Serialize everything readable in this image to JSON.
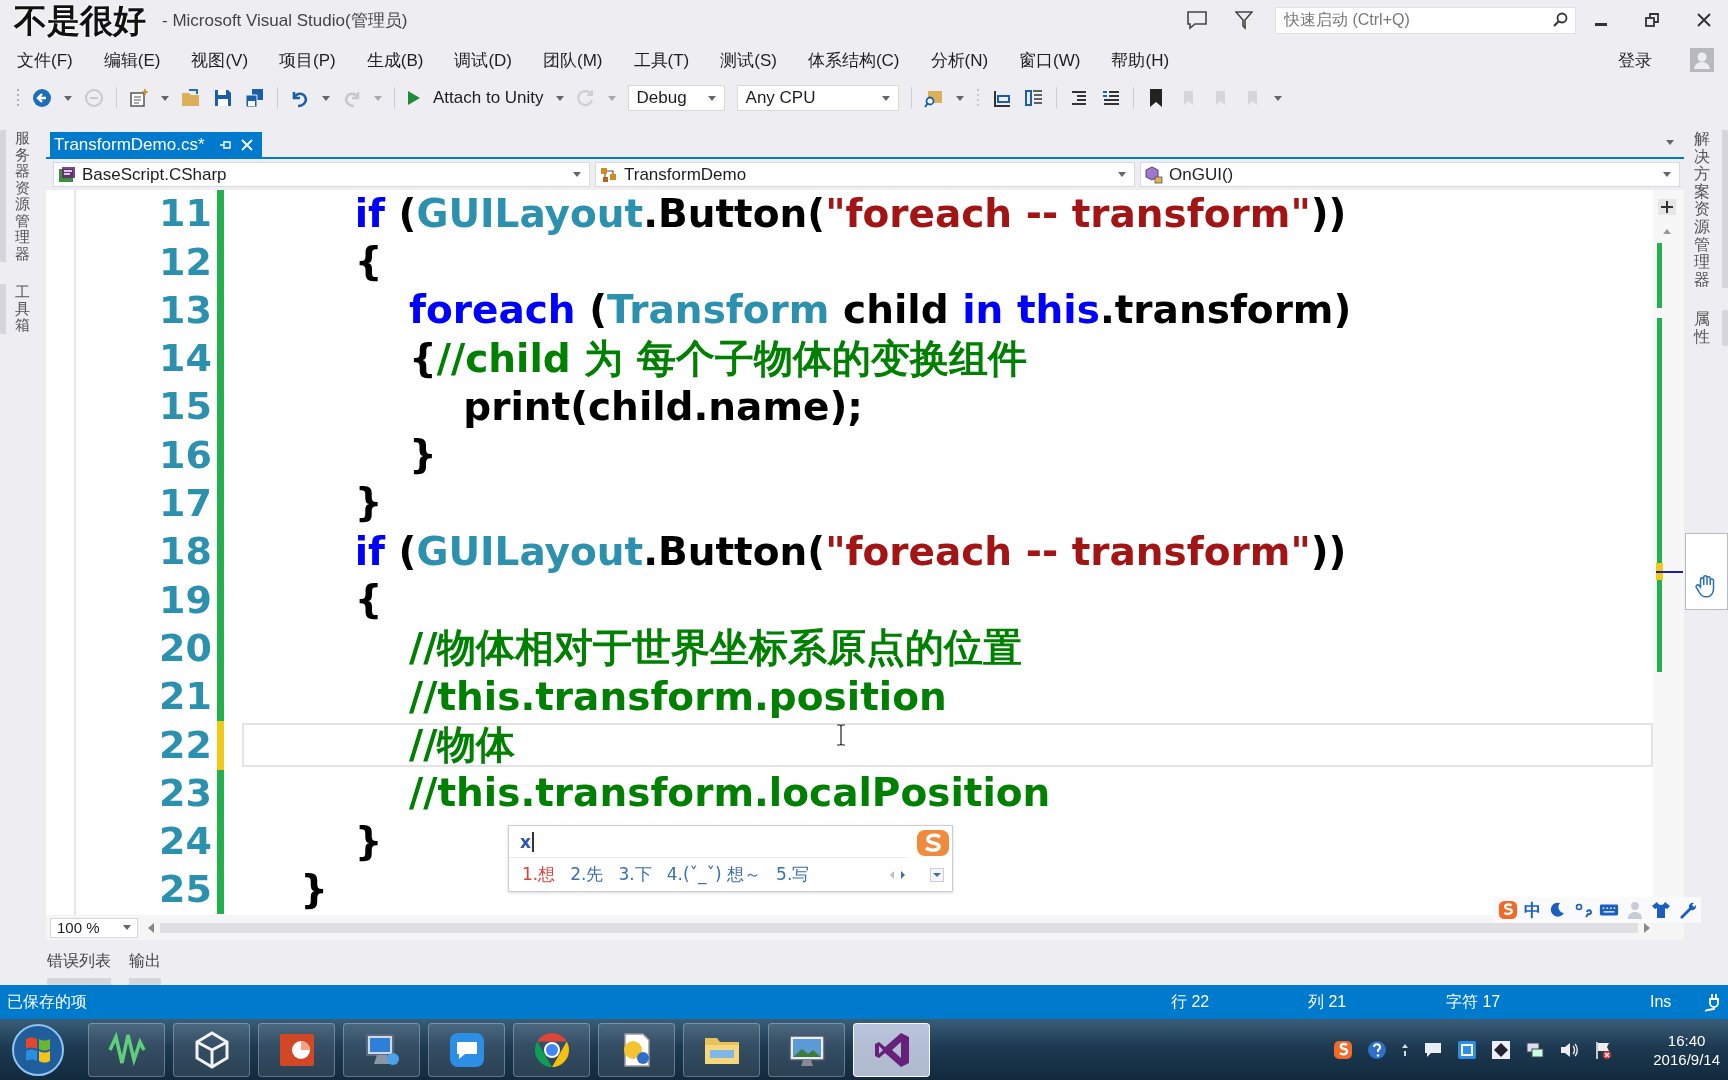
{
  "title_bar": {
    "subtitle": "不是很好",
    "title": "- Microsoft Visual Studio(管理员)",
    "quick_launch": {
      "placeholder": "快速启动 (Ctrl+Q)"
    }
  },
  "menu_bar": {
    "items": [
      "文件(F)",
      "编辑(E)",
      "视图(V)",
      "项目(P)",
      "生成(B)",
      "调试(D)",
      "团队(M)",
      "工具(T)",
      "测试(S)",
      "体系结构(C)",
      "分析(N)",
      "窗口(W)",
      "帮助(H)"
    ],
    "sign_in": "登录"
  },
  "toolbar": {
    "attach": "Attach to Unity",
    "configuration": "Debug",
    "platform": "Any CPU"
  },
  "left_dock": {
    "tabs": [
      "服务器资源管理器",
      "工具箱"
    ]
  },
  "right_dock": {
    "tabs": [
      "解决方案资源管理器",
      "属性"
    ]
  },
  "document_tabs": [
    {
      "label": "TransformDemo.cs*",
      "selected": true
    }
  ],
  "navigation_bar": {
    "project": "BaseScript.CSharp",
    "type": "TransformDemo",
    "member": "OnGUI()"
  },
  "editor": {
    "lines": [
      {
        "number": "11",
        "unsaved": false,
        "current": false,
        "tokens": [
          {
            "kind": "keyword",
            "text": "        if"
          },
          {
            "kind": "plain",
            "text": " ("
          },
          {
            "kind": "type",
            "text": "GUILayout"
          },
          {
            "kind": "plain",
            "text": ".Button("
          },
          {
            "kind": "string",
            "text": "\"foreach -- transform\""
          },
          {
            "kind": "plain",
            "text": "))"
          }
        ]
      },
      {
        "number": "12",
        "unsaved": false,
        "current": false,
        "tokens": [
          {
            "kind": "plain",
            "text": "        {"
          }
        ]
      },
      {
        "number": "13",
        "unsaved": false,
        "current": false,
        "tokens": [
          {
            "kind": "keyword",
            "text": "            foreach"
          },
          {
            "kind": "plain",
            "text": " ("
          },
          {
            "kind": "type",
            "text": "Transform"
          },
          {
            "kind": "plain",
            "text": " child "
          },
          {
            "kind": "keyword",
            "text": "in this"
          },
          {
            "kind": "plain",
            "text": ".transform)"
          }
        ]
      },
      {
        "number": "14",
        "unsaved": false,
        "current": false,
        "tokens": [
          {
            "kind": "plain",
            "text": "            {"
          },
          {
            "kind": "comment",
            "text": "//child 为 每个子物体的变换组件"
          }
        ]
      },
      {
        "number": "15",
        "unsaved": false,
        "current": false,
        "tokens": [
          {
            "kind": "plain",
            "text": "                print(child.name);"
          }
        ]
      },
      {
        "number": "16",
        "unsaved": false,
        "current": false,
        "tokens": [
          {
            "kind": "plain",
            "text": "            }"
          }
        ]
      },
      {
        "number": "17",
        "unsaved": false,
        "current": false,
        "tokens": [
          {
            "kind": "plain",
            "text": "        }"
          }
        ]
      },
      {
        "number": "18",
        "unsaved": false,
        "current": false,
        "tokens": [
          {
            "kind": "keyword",
            "text": "        if"
          },
          {
            "kind": "plain",
            "text": " ("
          },
          {
            "kind": "type",
            "text": "GUILayout"
          },
          {
            "kind": "plain",
            "text": ".Button("
          },
          {
            "kind": "string",
            "text": "\"foreach -- transform\""
          },
          {
            "kind": "plain",
            "text": "))"
          }
        ]
      },
      {
        "number": "19",
        "unsaved": false,
        "current": false,
        "tokens": [
          {
            "kind": "plain",
            "text": "        {"
          }
        ]
      },
      {
        "number": "20",
        "unsaved": false,
        "current": false,
        "tokens": [
          {
            "kind": "comment",
            "text": "            //物体相对于世界坐标系原点的位置"
          }
        ]
      },
      {
        "number": "21",
        "unsaved": false,
        "current": false,
        "tokens": [
          {
            "kind": "comment",
            "text": "            //this.transform.position"
          }
        ]
      },
      {
        "number": "22",
        "unsaved": true,
        "current": true,
        "tokens": [
          {
            "kind": "comment",
            "text": "            //物体"
          }
        ]
      },
      {
        "number": "23",
        "unsaved": false,
        "current": false,
        "tokens": [
          {
            "kind": "comment",
            "text": "            //this.transform.localPosition"
          }
        ]
      },
      {
        "number": "24",
        "unsaved": false,
        "current": false,
        "tokens": [
          {
            "kind": "plain",
            "text": "        }"
          }
        ]
      },
      {
        "number": "25",
        "unsaved": false,
        "current": false,
        "tokens": [
          {
            "kind": "plain",
            "text": "    }"
          }
        ]
      }
    ],
    "zoom": "100 %"
  },
  "ime": {
    "input": "x",
    "candidates": [
      {
        "text": "1.想",
        "selected": true
      },
      {
        "text": "2.先",
        "selected": false
      },
      {
        "text": "3.下",
        "selected": false
      },
      {
        "text": "4.(ˇ_ˇ) 想～",
        "selected": false
      },
      {
        "text": "5.写",
        "selected": false
      }
    ],
    "mode": "中"
  },
  "tool_tabs": [
    "错误列表",
    "输出"
  ],
  "status_bar": {
    "message": "已保存的项",
    "line": "行 22",
    "column": "列 21",
    "character": "字符 17",
    "mode": "Ins"
  },
  "taskbar": {
    "apps": [
      {
        "kind": "waveform",
        "selected": false
      },
      {
        "kind": "cube",
        "selected": false
      },
      {
        "kind": "slides",
        "selected": false
      },
      {
        "kind": "computer",
        "selected": false
      },
      {
        "kind": "chat",
        "selected": false
      },
      {
        "kind": "browser",
        "selected": false
      },
      {
        "kind": "note",
        "selected": false
      },
      {
        "kind": "folder",
        "selected": false
      },
      {
        "kind": "monitor",
        "selected": false
      },
      {
        "kind": "studio",
        "selected": true
      }
    ],
    "time": "16:40",
    "date": "2016/9/14"
  }
}
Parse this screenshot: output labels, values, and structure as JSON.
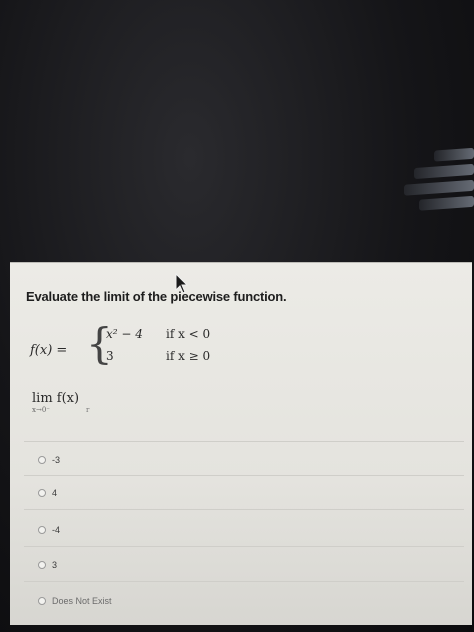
{
  "question": {
    "title": "Evaluate the limit of the piecewise function."
  },
  "function": {
    "lhs": "f(x) =",
    "brace": "{",
    "cases": [
      {
        "expr": "x² − 4",
        "cond": "if x < 0"
      },
      {
        "expr": "3",
        "cond": "if x ≥ 0"
      }
    ]
  },
  "limit": {
    "expression": "lim  f(x)",
    "subscript": "x→0⁻",
    "subscript_extra": "r"
  },
  "options": [
    {
      "label": "-3"
    },
    {
      "label": "4"
    },
    {
      "label": "-4"
    },
    {
      "label": "3"
    },
    {
      "label": "Does Not Exist"
    }
  ]
}
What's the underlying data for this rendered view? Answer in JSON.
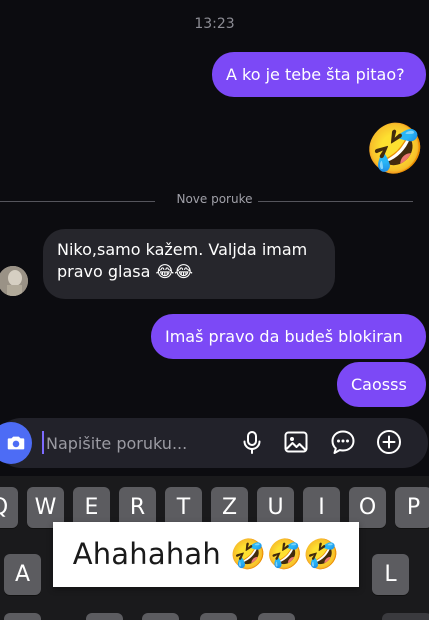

+===+

Exercise details:
Word for word, quote the lines above. Omit the pictures.

Output of the task:
Serialize everything readable in this image to JSON.
{
  "title_bar": {
    "subtitle": "不是很好",
    "title": "- Microsoft Visual Studio(管理员)",
    "quick_launch": {
      "placeholder": "快速启动 (Ctrl+Q)"
    }
  },
  "menu_bar": {
    "items": [
      "文件(F)",
      "编辑(E)",
      "视图(V)",
      "项目(P)",
      "生成(B)",
      "调试(D)",
      "团队(M)",
      "工具(T)",
      "测试(S)",
      "体系结构(C)",
      "分析(N)",
      "窗口(W)",
      "帮助(H)"
    ],
    "sign_in": "登录"
  },
  "toolbar": {
    "attach": "Attach to Unity",
    "configuration": "Debug",
    "platform": "Any CPU"
  },
  "left_dock": {
    "tabs": [
      "服务器资源管理器",
      "工具箱"
    ]
  },
  "right_dock": {
    "tabs": [
      "解决方案资源管理器",
      "属性"
    ]
  },
  "document_tabs": [
    {
      "label": "TransformDemo.cs*",
      "selected": true
    }
  ],
  "navigation_bar": {
    "project": "BaseScript.CSharp",
    "type": "TransformDemo",
    "member": "OnGUI()"
  },
  "editor": {
    "lines": [
      {
        "number": "11",
        "unsaved": false,
        "current": false,
        "tokens": [
          {
            "kind": "keyword",
            "text": "        if"
          },
          {
            "kind": "plain",
            "text": " ("
          },
          {
            "kind": "type",
            "text": "GUILayout"
          },
          {
            "kind": "plain",
            "text": ".Button("
          },
          {
            "kind": "string",
            "text": "\"foreach -- transform\""
          },
          {
            "kind": "plain",
            "text": "))"
          }
        ]
      },
      {
        "number": "12",
        "unsaved": false,
        "current": false,
        "tokens": [
          {
            "kind": "plain",
            "text": "        {"
          }
        ]
      },
      {
        "number": "13",
        "unsaved": false,
        "current": false,
        "tokens": [
          {
            "kind": "keyword",
            "text": "            foreach"
          },
          {
            "kind": "plain",
            "text": " ("
          },
          {
            "kind": "type",
            "text": "Transform"
          },
          {
            "kind": "plain",
            "text": " child "
          },
          {
            "kind": "keyword",
            "text": "in this"
          },
          {
            "kind": "plain",
            "text": ".transform)"
          }
        ]
      },
      {
        "number": "14",
        "unsaved": false,
        "current": false,
        "tokens": [
          {
            "kind": "plain",
            "text": "            {"
          },
          {
            "kind": "comment",
            "text": "//child 为 每个子物体的变换组件"
          }
        ]
      },
      {
        "number": "15",
        "unsaved": false,
        "current": false,
        "tokens": [
          {
            "kind": "plain",
            "text": "                print(child.name);"
          }
        ]
      },
      {
        "number": "16",
        "unsaved": false,
        "current": false,
        "tokens": [
          {
            "kind": "plain",
            "text": "            }"
          }
        ]
      },
      {
        "number": "17",
        "unsaved": false,
        "current": false,
        "tokens": [
          {
            "kind": "plain",
            "text": "        }"
          }
        ]
      },
      {
        "number": "18",
        "unsaved": false,
        "current": false,
        "tokens": [
          {
            "kind": "keyword",
            "text": "        if"
          },
          {
            "kind": "plain",
            "text": " ("
          },
          {
            "kind": "type",
            "text": "GUILayout"
          },
          {
            "kind": "plain",
            "text": ".Button("
          },
          {
            "kind": "string",
            "text": "\"foreach -- transform\""
          },
          {
            "kind": "plain",
            "text": "))"
          }
        ]
      },
      {
        "number": "19",
        "unsaved": false,
        "current": false,
        "tokens": [
          {
            "kind": "plain",
            "text": "        {"
          }
        ]
      },
      {
        "number": "20",
        "unsaved": false,
        "current": false,
        "tokens": [
          {
            "kind": "comment",
            "text": "            //物体相对于世界坐标系原点的位置"
          }
        ]
      },
      {
        "number": "21",
        "unsaved": false,
        "current": false,
        "tokens": [
          {
            "kind": "comment",
            "text": "            //this.transform.position"
          }
        ]
      },
      {
        "number": "22",
        "unsaved": true,
        "current": true,
        "tokens": [
          {
            "kind": "comment",
            "text": "            //物体"
          }
        ]
      },
      {
        "number": "23",
        "unsaved": false,
        "current": false,
        "tokens": [
          {
            "kind": "comment",
            "text": "            //this.transform.localPosition"
          }
        ]
      },
      {
        "number": "24",
        "unsaved": false,
        "current": false,
        "tokens": [
          {
            "kind": "plain",
            "text": "        }"
          }
        ]
      },
      {
        "number": "25",
        "unsaved": false,
        "current": false,
        "tokens": [
          {
            "kind": "plain",
            "text": "    }"
          }
        ]
      }
    ],
    "zoom": "100 %"
  },
  "ime": {
    "input": "x",
    "candidates": [
      {
        "text": "1.想",
        "selected": true
      },
      {
        "text": "2.先",
        "selected": false
      },
      {
        "text": "3.下",
        "selected": false
      },
      {
        "text": "4.(ˇ_ˇ) 想～",
        "selected": false
      },
      {
        "text": "5.写",
        "selected": false
      }
    ],
    "mode": "中"
  },
  "tool_tabs": [
    "错误列表",
    "输出"
  ],
  "status_bar": {
    "message": "已保存的项",
    "line": "行 22",
    "column": "列 21",
    "character": "字符 17",
    "mode": "Ins"
  },
  "taskbar": {
    "apps": [
      {
        "kind": "waveform",
        "selected": false
      },
      {
        "kind": "cube",
        "selected": false
      },
      {
        "kind": "slides",
        "selected": false
      },
      {
        "kind": "computer",
        "selected": false
      },
      {
        "kind": "chat",
        "selected": false
      },
      {
        "kind": "browser",
        "selected": false
      },
      {
        "kind": "note",
        "selected": false
      },
      {
        "kind": "folder",
        "selected": false
      },
      {
        "kind": "monitor",
        "selected": false
      },
      {
        "kind": "studio",
        "selected": true
      }
    ],
    "time": "16:40",
    "date": "2016/9/14"
  }
}
Parse this screenshot: output labels, values, and structure as JSON.
{
  "question": {
    "title": "Evaluate the limit of the piecewise function."
  },
  "function": {
    "lhs": "f(x) =",
    "brace": "{",
    "cases": [
      {
        "expr": "x² − 4",
        "cond": "if x < 0"
      },
      {
        "expr": "3",
        "cond": "if x ≥ 0"
      }
    ]
  },
  "limit": {
    "expression": "lim  f(x)",
    "subscript": "x→0⁻",
    "subscript_extra": "r"
  },
  "options": [
    {
      "label": "-3"
    },
    {
      "label": "4"
    },
    {
      "label": "-4"
    },
    {
      "label": "3"
    },
    {
      "label": "Does Not Exist"
    }
  ]
}
What's the underlying data for this rendered view? Answer in JSON.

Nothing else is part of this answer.